## start Input for this task

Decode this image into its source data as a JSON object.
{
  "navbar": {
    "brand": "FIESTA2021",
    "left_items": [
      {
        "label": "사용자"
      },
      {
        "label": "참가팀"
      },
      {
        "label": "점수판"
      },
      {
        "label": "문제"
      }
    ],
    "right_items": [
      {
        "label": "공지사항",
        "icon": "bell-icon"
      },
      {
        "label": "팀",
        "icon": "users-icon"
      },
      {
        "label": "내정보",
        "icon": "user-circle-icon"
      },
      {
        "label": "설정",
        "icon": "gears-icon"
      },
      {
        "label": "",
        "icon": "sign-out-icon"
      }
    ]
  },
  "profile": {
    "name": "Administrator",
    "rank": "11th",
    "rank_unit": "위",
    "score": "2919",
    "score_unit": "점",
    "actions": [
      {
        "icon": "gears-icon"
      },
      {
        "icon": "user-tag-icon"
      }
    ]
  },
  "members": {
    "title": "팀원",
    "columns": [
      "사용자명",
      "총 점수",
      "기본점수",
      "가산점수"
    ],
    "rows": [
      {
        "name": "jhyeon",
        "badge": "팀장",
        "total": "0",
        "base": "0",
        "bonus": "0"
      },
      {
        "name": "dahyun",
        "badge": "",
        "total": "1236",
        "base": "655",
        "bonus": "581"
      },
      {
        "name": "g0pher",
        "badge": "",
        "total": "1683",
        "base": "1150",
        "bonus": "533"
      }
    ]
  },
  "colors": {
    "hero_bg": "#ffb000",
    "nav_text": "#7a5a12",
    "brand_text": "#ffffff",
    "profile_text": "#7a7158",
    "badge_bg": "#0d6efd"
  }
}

## end Input for this task

> _Request_: Which lines contain "label"? Copy each of them out.

> _Written solution_:
        "label": "사용자"
        "label": "참가팀"
        "label": "점수판"
        "label": "문제"
        "label": "공지사항",
        "label": "팀",
        "label": "내정보",
        "label": "설정",
        "label": "",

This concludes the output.